* BEGIN Source records *

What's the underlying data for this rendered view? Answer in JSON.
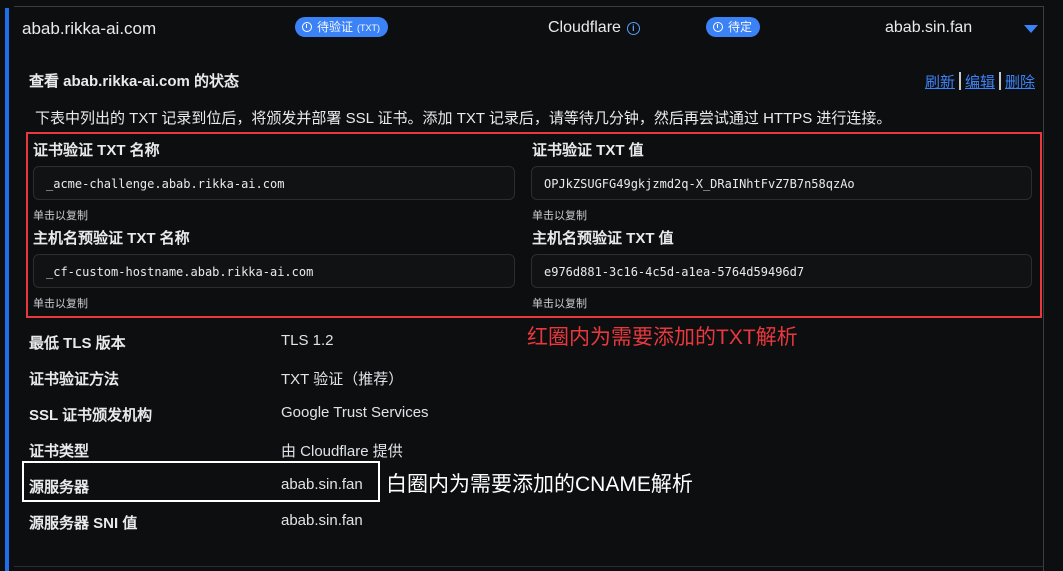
{
  "row": {
    "domain": "abab.rikka-ai.com",
    "verify_badge": "待验证",
    "verify_badge_sub": "(TXT)",
    "provider": "Cloudflare",
    "status_badge": "待定",
    "target": "abab.sin.fan"
  },
  "status": {
    "title": "查看 abab.rikka-ai.com 的状态",
    "actions": {
      "refresh": "刷新",
      "edit": "编辑",
      "delete": "删除"
    },
    "description": "下表中列出的 TXT 记录到位后，将颁发并部署 SSL 证书。添加 TXT 记录后，请等待几分钟，然后再尝试通过 HTTPS 进行连接。"
  },
  "txt_records": {
    "cert_name_label": "证书验证 TXT 名称",
    "cert_name_value": "_acme-challenge.abab.rikka-ai.com",
    "cert_value_label": "证书验证 TXT 值",
    "cert_value_value": "OPJkZSUGFG49gkjzmd2q-X_DRaINhtFvZ7B7n58qzAo",
    "host_name_label": "主机名预验证 TXT 名称",
    "host_name_value": "_cf-custom-hostname.abab.rikka-ai.com",
    "host_value_label": "主机名预验证 TXT 值",
    "host_value_value": "e976d881-3c16-4c5d-a1ea-5764d59496d7",
    "copy_hint": "单击以复制"
  },
  "annotations": {
    "red_note": "红圈内为需要添加的TXT解析",
    "white_note": "白圈内为需要添加的CNAME解析"
  },
  "details": [
    {
      "label": "最低 TLS 版本",
      "value": "TLS 1.2"
    },
    {
      "label": "证书验证方法",
      "value": "TXT 验证（推荐）"
    },
    {
      "label": "SSL 证书颁发机构",
      "value": "Google Trust Services"
    },
    {
      "label": "证书类型",
      "value": "由 Cloudflare 提供"
    },
    {
      "label": "源服务器",
      "value": "abab.sin.fan"
    },
    {
      "label": "源服务器 SNI 值",
      "value": "abab.sin.fan"
    }
  ],
  "colors": {
    "accent": "#3b82f6",
    "red_annotation": "#e8383d",
    "white_annotation": "#ffffff",
    "background": "#0d0e10"
  }
}
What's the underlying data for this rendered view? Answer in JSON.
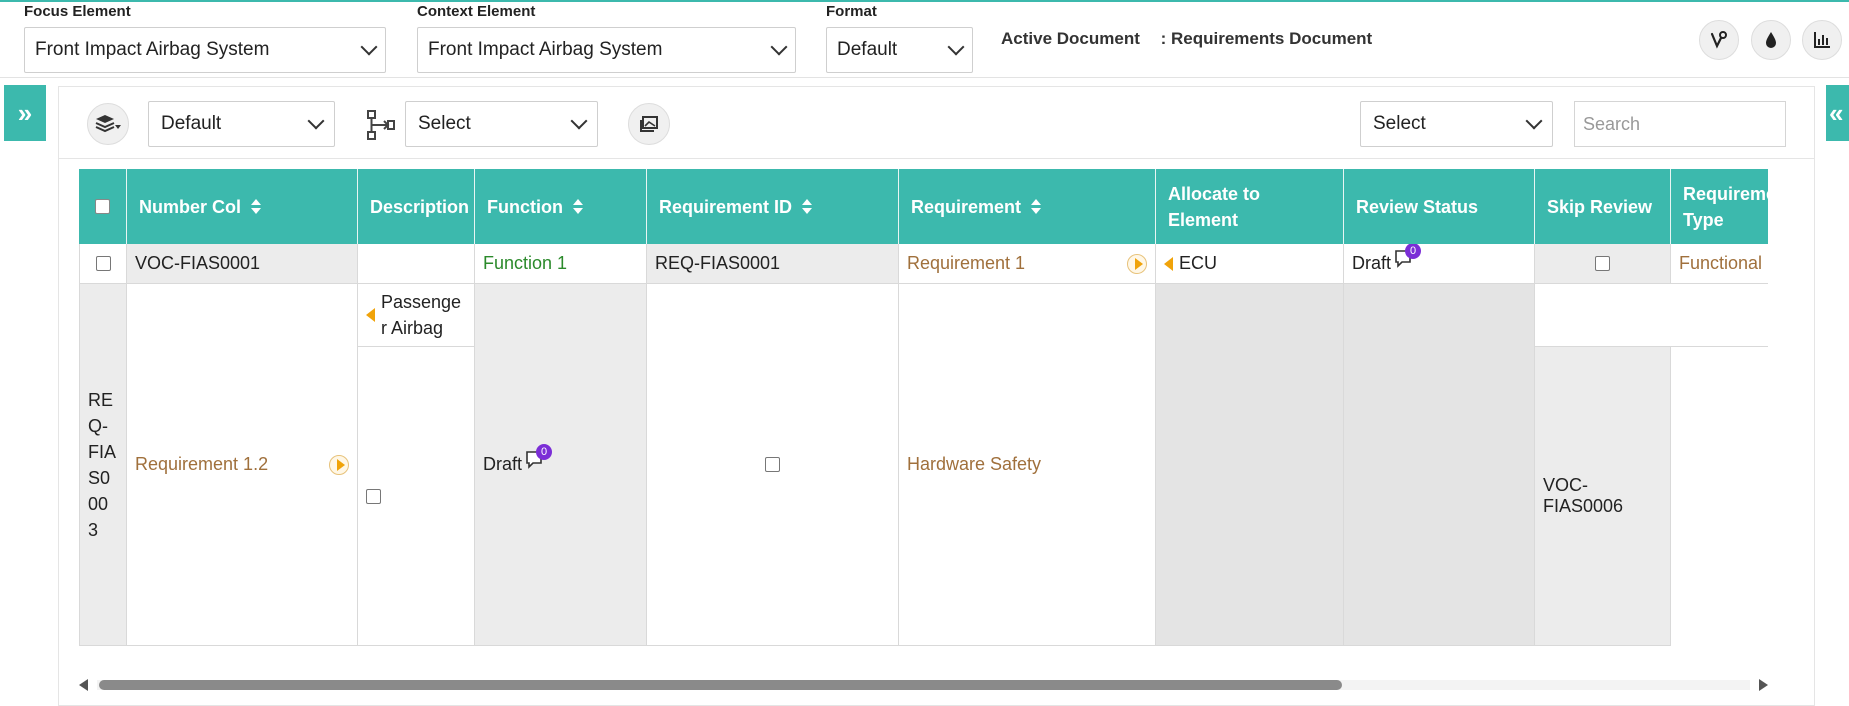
{
  "header": {
    "focus_label": "Focus Element",
    "focus_value": "Front Impact Airbag System",
    "context_label": "Context Element",
    "context_value": "Front Impact Airbag System",
    "format_label": "Format",
    "format_value": "Default",
    "active_doc_label": "Active Document",
    "active_doc_value": ": Requirements Document",
    "icons": [
      "vine-icon",
      "drop-icon",
      "bar-chart-icon"
    ]
  },
  "toolbar": {
    "view_value": "Default",
    "hierarchy_value": "Select",
    "filter_value": "Select",
    "search_placeholder": "Search"
  },
  "grid": {
    "columns": [
      "Number Col",
      "Description",
      "Function",
      "Requirement ID",
      "Requirement",
      "Allocate to Element",
      "Review Status",
      "Skip Review",
      "Requirement Type"
    ],
    "row1": {
      "number": "VOC-FIAS0001",
      "function": "Function 1",
      "req_id": "REQ-FIAS0001",
      "requirement": "Requirement 1",
      "allocate": "ECU",
      "review": "Draft",
      "review_comments": "0",
      "req_type": "Functional"
    },
    "row2": {
      "id": "REQ-FIAS0003",
      "number": "Requirement 1.2",
      "description": "Passenger Airbag",
      "function": "Draft",
      "function_comments": "0",
      "requirement": "Hardware Safety",
      "skip": "VOC-FIAS0006"
    }
  },
  "colors": {
    "accent": "#3cb9ad",
    "link_brown": "#a0703c",
    "link_green": "#2b8a2b",
    "badge": "#7b2ed6"
  }
}
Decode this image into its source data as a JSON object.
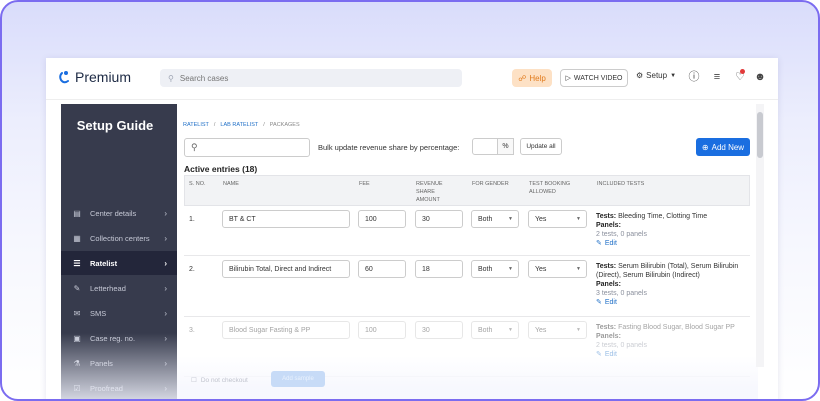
{
  "app": {
    "name": "Premium"
  },
  "topbar": {
    "search_placeholder": "Search cases",
    "help_label": "Help",
    "watch_label": "WATCH VIDEO",
    "setup_label": "Setup",
    "icons": [
      "help-circle-icon",
      "list-icon",
      "bell-icon",
      "user-icon"
    ]
  },
  "sidebar": {
    "title": "Setup Guide",
    "items": [
      {
        "label": "Center details",
        "icon": "building-icon"
      },
      {
        "label": "Collection centers",
        "icon": "collection-icon"
      },
      {
        "label": "Ratelist",
        "icon": "list-icon",
        "active": true
      },
      {
        "label": "Letterhead",
        "icon": "letterhead-icon"
      },
      {
        "label": "SMS",
        "icon": "chat-icon"
      },
      {
        "label": "Case reg. no.",
        "icon": "hash-icon"
      },
      {
        "label": "Panels",
        "icon": "flask-icon"
      },
      {
        "label": "Proofread",
        "icon": "proofread-icon"
      }
    ]
  },
  "breadcrumb": [
    "RATELIST",
    "LAB RATELIST",
    "PACKAGES"
  ],
  "toolbar": {
    "bulk_label": "Bulk update revenue share by percentage:",
    "percent_suffix": "%",
    "update_all_label": "Update all",
    "add_new_label": "Add New"
  },
  "table": {
    "heading": "Active entries (18)",
    "columns": {
      "sno": "S. NO.",
      "name": "NAME",
      "fee": "FEE",
      "revenue": [
        "REVENUE",
        "SHARE",
        "AMOUNT"
      ],
      "gender": "FOR GENDER",
      "booking": [
        "TEST BOOKING",
        "ALLOWED"
      ],
      "tests": "INCLUDED TESTS"
    },
    "rows": [
      {
        "sno": "1.",
        "name": "BT & CT",
        "fee": "100",
        "revenue": "30",
        "gender": "Both",
        "booking": "Yes",
        "tests_label": "Tests:",
        "tests": "Bleeding Time, Clotting Time",
        "panels_label": "Panels:",
        "summary": "2 tests, 0 panels",
        "edit": "Edit"
      },
      {
        "sno": "2.",
        "name": "Bilirubin Total, Direct and Indirect",
        "fee": "60",
        "revenue": "18",
        "gender": "Both",
        "booking": "Yes",
        "tests_label": "Tests:",
        "tests": "Serum Bilirubin (Total), Serum Bilirubin (Direct), Serum Bilirubin (Indirect)",
        "panels_label": "Panels:",
        "summary": "3 tests, 0 panels",
        "edit": "Edit"
      },
      {
        "sno": "3.",
        "name": "Blood Sugar Fasting & PP",
        "fee": "100",
        "revenue": "30",
        "gender": "Both",
        "booking": "Yes",
        "tests_label": "Tests:",
        "tests": "Fasting Blood Sugar, Blood Sugar PP",
        "panels_label": "Panels:",
        "summary": "2 tests, 0 panels",
        "edit": "Edit"
      }
    ]
  },
  "footer": {
    "checkbox_label": "Do not checkout",
    "button_label": "Add sample"
  },
  "colors": {
    "accent": "#1a6ee0",
    "sidebar": "#373b4d",
    "sidebar_active": "#23263a",
    "help": "#e17a1b",
    "frame_border": "#7b6cf0"
  }
}
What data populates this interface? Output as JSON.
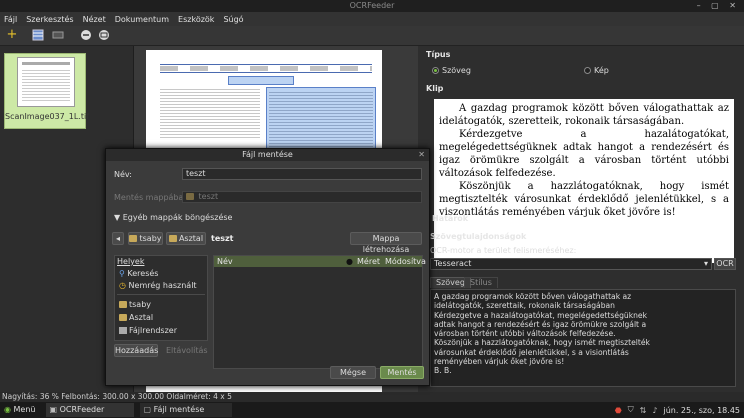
{
  "window": {
    "title": "OCRFeeder",
    "controls": "– ▢ ✕"
  },
  "menu": [
    "Fájl",
    "Szerkesztés",
    "Nézet",
    "Dokumentum",
    "Eszközök",
    "Súgó"
  ],
  "thumbnail": {
    "label": "ScanImage037_1L.tif"
  },
  "right": {
    "type_label": "Típus",
    "radio_text": "Szöveg",
    "radio_image": "Kép",
    "clip_label": "Klip",
    "clip_paragraphs": [
      "A gazdag programok között bőven válogathattak az idelátogatók, szeretteik, rokonaik társaságában.",
      "Kérdezgetve a hazalátogatókat, megelégedettségüknek adtak hangot a rendezésért és igaz örömükre szolgált a városban történt utóbbi változások felfedezése.",
      "Köszönjük a hazzlátogatóknak, hogy ismét megtisztelték városunkat érdeklődő jelenlétükkel, s a viszontlátás reményében várjuk őket jövőre is!"
    ],
    "borders_label": "Határok",
    "text_props_label": "Szövegtulajdonságok",
    "ocr_engine_label": "OCR-motor a terület felismeréséhez:",
    "ocr_engine_value": "Tesseract",
    "ocr_button": "OCR",
    "tab_text": "Szöveg",
    "tab_style": "Stílus",
    "ocr_text": "A gazdag programok között bőven válogathattak az\nidelátogatók, szerettaik, rokonaik társaságában\nKérdezgetve a hazalátogatókat, megelégedettségüknek\nadtak hangot a rendezésért és igaz örömükre szolgált a\nvárosban történt utóbbi változások felfedezése.\nKöszönjük a hazzlátogatóknak, hogy ismét megtisztelték\nvárosunkat érdeklődő jelenlétükkel, s a visiontlátás\nreményében várjuk őket jövőre is!\nB. B."
  },
  "statusbar": "Nagyítás: 36 % Felbontás: 300.00 x 300.00 Oldalméret: 4 x 5",
  "taskbar": {
    "menu": "Menü",
    "task1": "OCRFeeder",
    "task2": "Fájl mentése",
    "clock": "jún. 25., szo, 18.45"
  },
  "dialog": {
    "title": "Fájl mentése",
    "name_label": "Név:",
    "name_value": "teszt",
    "save_in_label": "Mentés mappába:",
    "save_in_value": "teszt",
    "browse_label": "▼ Egyéb mappák böngészése",
    "path": [
      "tsaby",
      "Asztal",
      "teszt"
    ],
    "create_folder": "Mappa létrehozása",
    "places_header": "Helyek",
    "places": [
      "Keresés",
      "Nemrég használt",
      "tsaby",
      "Asztal",
      "Fájlrendszer"
    ],
    "add_button": "Hozzáadás",
    "remove_button": "Eltávolítás",
    "col_name": "Név",
    "col_size": "Méret",
    "col_modified": "Módosítva",
    "cancel": "Mégse",
    "save": "Mentés"
  }
}
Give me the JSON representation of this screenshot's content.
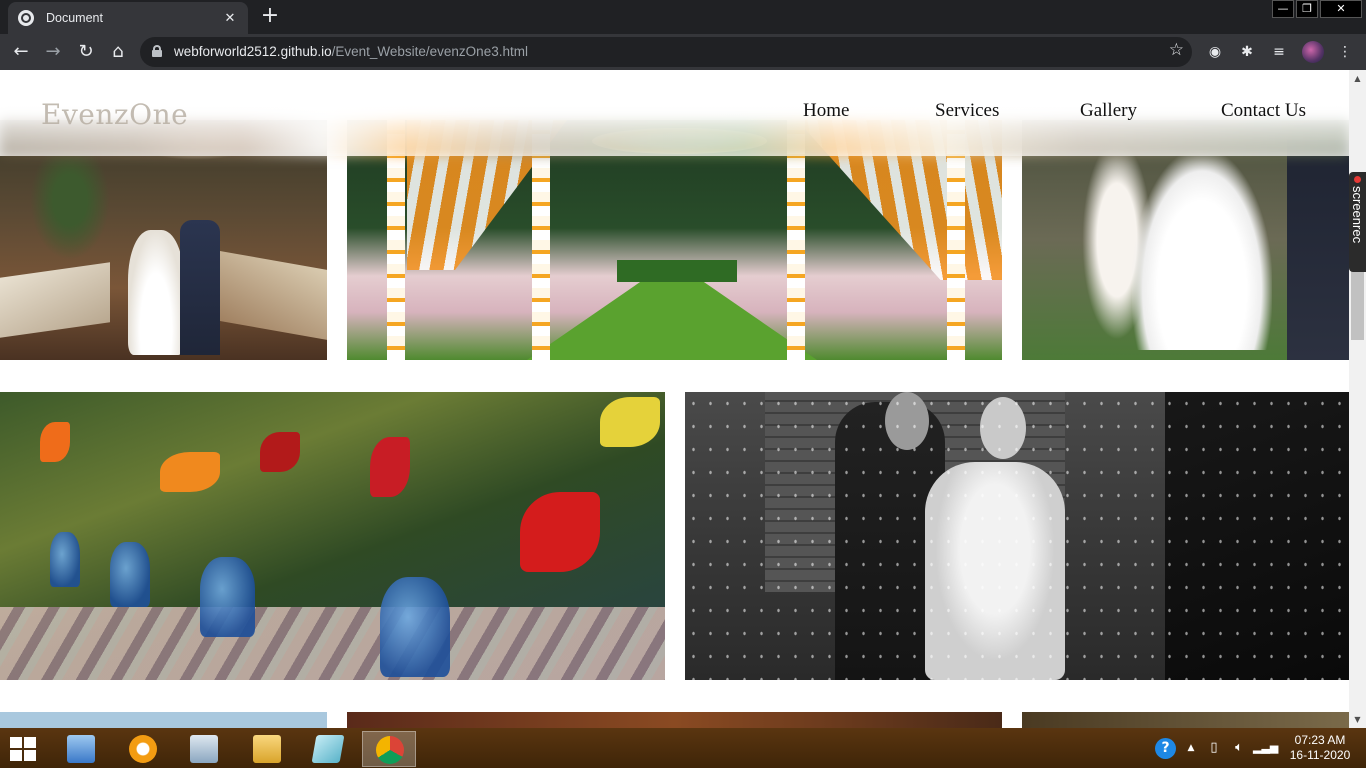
{
  "browser": {
    "tab_title": "Document",
    "tab_close": "✕",
    "new_tab": "+",
    "url_host": "webforworld2512.github.io",
    "url_path": "/Event_Website/evenzOne3.html",
    "window_controls": [
      "—",
      "❐",
      "✕"
    ]
  },
  "page": {
    "brand": "EvenzOne",
    "nav": [
      "Home",
      "Services",
      "Gallery",
      "Contact Us"
    ]
  },
  "screenrec": {
    "label": "screenrec"
  },
  "taskbar": {
    "time": "07:23 AM",
    "date": "16-11-2020",
    "help": "?"
  },
  "colors": {
    "chrome_dark": "#202124",
    "chrome_toolbar": "#35363a",
    "taskbar": "#4a2c0c",
    "nav_text": "#111111"
  }
}
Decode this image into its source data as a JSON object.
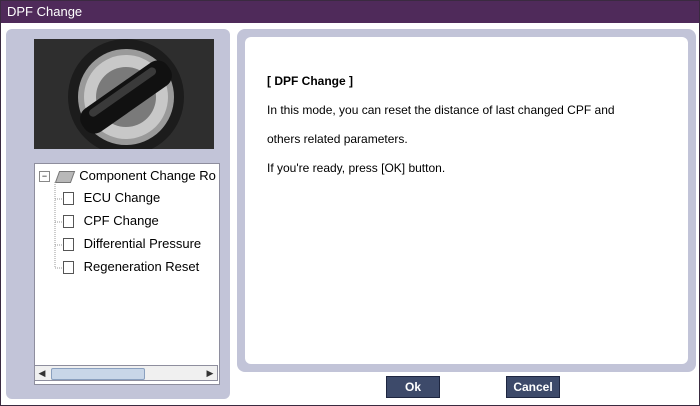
{
  "window": {
    "title": "DPF Change"
  },
  "tree": {
    "root_label": "Component Change Ro",
    "items": [
      {
        "label": "ECU Change"
      },
      {
        "label": "CPF Change"
      },
      {
        "label": "Differential Pressure"
      },
      {
        "label": "Regeneration Reset"
      }
    ]
  },
  "message": {
    "heading": "[ DPF Change ]",
    "line1": "In this mode, you can reset the distance of last changed CPF and",
    "line2": "others related parameters.",
    "line3": "If you're ready, press [OK] button."
  },
  "buttons": {
    "ok_label": "Ok",
    "cancel_label": "Cancel"
  },
  "colors": {
    "titlebar": "#4f2a5a",
    "panel": "#c2c4d8",
    "button": "#3d4a6a"
  }
}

* END Source records *

The problem – Filter the records down to the lines that contain the string "rokonaik", and copy those lines.

Task response –
      "A gazdag programok között bőven válogathattak az idelátogatók, szeretteik, rokonaik társaságában.",
    "ocr_text": "A gazdag programok között bőven válogathattak az\nidelátogatók, szerettaik, rokonaik társaságában\nKérdezgetve a hazalátogatókat, megelégedettségüknek\nadtak hangot a rendezésért és igaz örömükre szolgált a\nvárosban történt utóbbi változások felfedezése.\nKöszönjük a hazzlátogatóknak, hogy ismét megtisztelték\nvárosunkat érdeklődő jelenlétükkel, s a visiontlátás\nreményében várjuk őket jövőre is!\nB. B."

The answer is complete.